[start Records]

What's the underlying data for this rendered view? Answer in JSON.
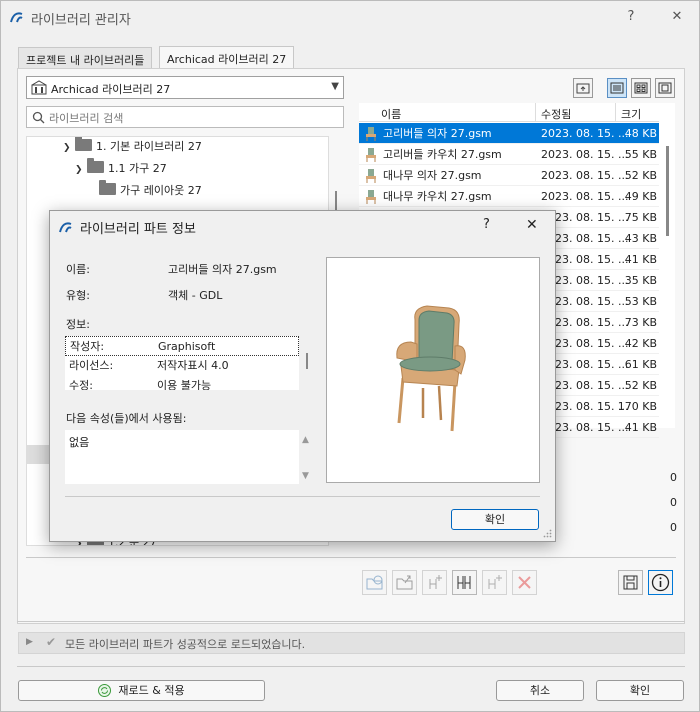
{
  "window": {
    "title": "라이브러리 관리자",
    "help": "?",
    "close": "✕"
  },
  "tabs": [
    {
      "label": "프로젝트 내 라이브러리들",
      "active": false
    },
    {
      "label": "Archicad 라이브러리 27",
      "active": true
    }
  ],
  "library_select": {
    "value": "Archicad 라이브러리 27"
  },
  "search": {
    "placeholder": "라이브러리 검색"
  },
  "tree": {
    "items": [
      {
        "label": "1. 기본 라이브러리 27",
        "level": 1,
        "expanded": true
      },
      {
        "label": "1.1 가구 27",
        "level": 2,
        "expanded": true
      },
      {
        "label": "가구 레이아웃 27",
        "level": 3,
        "expanded": false
      },
      {
        "label": "1.2 문 27",
        "level": 2,
        "expanded": false
      }
    ]
  },
  "list": {
    "columns": [
      "이름",
      "수정됨",
      "크기"
    ],
    "rows": [
      {
        "name": "고리버들 의자 27.gsm",
        "date": "2023. 08. 15. ...",
        "size": "48 KB",
        "selected": true
      },
      {
        "name": "고리버들 카우치 27.gsm",
        "date": "2023. 08. 15. ...",
        "size": "55 KB",
        "selected": false
      },
      {
        "name": "대나무 의자 27.gsm",
        "date": "2023. 08. 15. ...",
        "size": "52 KB",
        "selected": false
      },
      {
        "name": "대나무 카우치 27.gsm",
        "date": "2023. 08. 15. ...",
        "size": "49 KB",
        "selected": false
      },
      {
        "name": "",
        "date": "2023. 08. 15. ...",
        "size": "75 KB",
        "selected": false
      },
      {
        "name": "",
        "date": "2023. 08. 15. ...",
        "size": "43 KB",
        "selected": false
      },
      {
        "name": "",
        "date": "2023. 08. 15. ...",
        "size": "41 KB",
        "selected": false
      },
      {
        "name": "",
        "date": "2023. 08. 15. ...",
        "size": "35 KB",
        "selected": false
      },
      {
        "name": "",
        "date": "2023. 08. 15. ...",
        "size": "53 KB",
        "selected": false
      },
      {
        "name": "",
        "date": "2023. 08. 15. ...",
        "size": "73 KB",
        "selected": false
      },
      {
        "name": "",
        "date": "2023. 08. 15. ...",
        "size": "42 KB",
        "selected": false
      },
      {
        "name": "",
        "date": "2023. 08. 15. ...",
        "size": "61 KB",
        "selected": false
      },
      {
        "name": "",
        "date": "2023. 08. 15. ...",
        "size": "52 KB",
        "selected": false
      },
      {
        "name": "",
        "date": "2023. 08. 15. ...",
        "size": "170 KB",
        "selected": false
      },
      {
        "name": "",
        "date": "2023. 08. 15. ...",
        "size": "41 KB",
        "selected": false
      }
    ]
  },
  "counts": [
    "0",
    "0",
    "0"
  ],
  "status": {
    "message": "모든 라이브러리 파트가 성공적으로 로드되었습니다."
  },
  "footer": {
    "reload": "재로드 & 적용",
    "cancel": "취소",
    "ok": "확인"
  },
  "dialog": {
    "title": "라이브러리 파트 정보",
    "help": "?",
    "close": "✕",
    "name_label": "이름:",
    "name_value": "고리버들 의자 27.gsm",
    "type_label": "유형:",
    "type_value": "객체 - GDL",
    "info_label": "정보:",
    "info_rows": [
      {
        "key": "작성자:",
        "value": "Graphisoft"
      },
      {
        "key": "라이선스:",
        "value": "저작자표시 4.0"
      },
      {
        "key": "수정:",
        "value": "이용 불가능"
      }
    ],
    "used_label": "다음 속성(들)에서 사용됨:",
    "used_value": "없음",
    "ok": "확인"
  },
  "colors": {
    "accent": "#0078d7",
    "chair_cushion": "#7a9a84",
    "chair_frame": "#d7a877"
  }
}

[end Records]

▸ **Task prompt**: Restate the whole listing above exactly, except for its images.

▸ **Written reply**:
What's the underlying data for this rendered view? Answer in JSON.
{
  "window": {
    "title": "라이브러리 관리자",
    "help": "?",
    "close": "✕"
  },
  "tabs": [
    {
      "label": "프로젝트 내 라이브러리들",
      "active": false
    },
    {
      "label": "Archicad 라이브러리 27",
      "active": true
    }
  ],
  "library_select": {
    "value": "Archicad 라이브러리 27"
  },
  "search": {
    "placeholder": "라이브러리 검색"
  },
  "tree": {
    "items": [
      {
        "label": "1. 기본 라이브러리 27",
        "level": 1,
        "expanded": true
      },
      {
        "label": "1.1 가구 27",
        "level": 2,
        "expanded": true
      },
      {
        "label": "가구 레이아웃 27",
        "level": 3,
        "expanded": false
      },
      {
        "label": "1.2 문 27",
        "level": 2,
        "expanded": false
      }
    ]
  },
  "list": {
    "columns": [
      "이름",
      "수정됨",
      "크기"
    ],
    "rows": [
      {
        "name": "고리버들 의자 27.gsm",
        "date": "2023. 08. 15. ...",
        "size": "48 KB",
        "selected": true
      },
      {
        "name": "고리버들 카우치 27.gsm",
        "date": "2023. 08. 15. ...",
        "size": "55 KB",
        "selected": false
      },
      {
        "name": "대나무 의자 27.gsm",
        "date": "2023. 08. 15. ...",
        "size": "52 KB",
        "selected": false
      },
      {
        "name": "대나무 카우치 27.gsm",
        "date": "2023. 08. 15. ...",
        "size": "49 KB",
        "selected": false
      },
      {
        "name": "",
        "date": "2023. 08. 15. ...",
        "size": "75 KB",
        "selected": false
      },
      {
        "name": "",
        "date": "2023. 08. 15. ...",
        "size": "43 KB",
        "selected": false
      },
      {
        "name": "",
        "date": "2023. 08. 15. ...",
        "size": "41 KB",
        "selected": false
      },
      {
        "name": "",
        "date": "2023. 08. 15. ...",
        "size": "35 KB",
        "selected": false
      },
      {
        "name": "",
        "date": "2023. 08. 15. ...",
        "size": "53 KB",
        "selected": false
      },
      {
        "name": "",
        "date": "2023. 08. 15. ...",
        "size": "73 KB",
        "selected": false
      },
      {
        "name": "",
        "date": "2023. 08. 15. ...",
        "size": "42 KB",
        "selected": false
      },
      {
        "name": "",
        "date": "2023. 08. 15. ...",
        "size": "61 KB",
        "selected": false
      },
      {
        "name": "",
        "date": "2023. 08. 15. ...",
        "size": "52 KB",
        "selected": false
      },
      {
        "name": "",
        "date": "2023. 08. 15. ...",
        "size": "170 KB",
        "selected": false
      },
      {
        "name": "",
        "date": "2023. 08. 15. ...",
        "size": "41 KB",
        "selected": false
      }
    ]
  },
  "counts": [
    "0",
    "0",
    "0"
  ],
  "status": {
    "message": "모든 라이브러리 파트가 성공적으로 로드되었습니다."
  },
  "footer": {
    "reload": "재로드 & 적용",
    "cancel": "취소",
    "ok": "확인"
  },
  "dialog": {
    "title": "라이브러리 파트 정보",
    "help": "?",
    "close": "✕",
    "name_label": "이름:",
    "name_value": "고리버들 의자 27.gsm",
    "type_label": "유형:",
    "type_value": "객체 - GDL",
    "info_label": "정보:",
    "info_rows": [
      {
        "key": "작성자:",
        "value": "Graphisoft"
      },
      {
        "key": "라이선스:",
        "value": "저작자표시 4.0"
      },
      {
        "key": "수정:",
        "value": "이용 불가능"
      }
    ],
    "used_label": "다음 속성(들)에서 사용됨:",
    "used_value": "없음",
    "ok": "확인"
  },
  "colors": {
    "accent": "#0078d7",
    "chair_cushion": "#7a9a84",
    "chair_frame": "#d7a877"
  }
}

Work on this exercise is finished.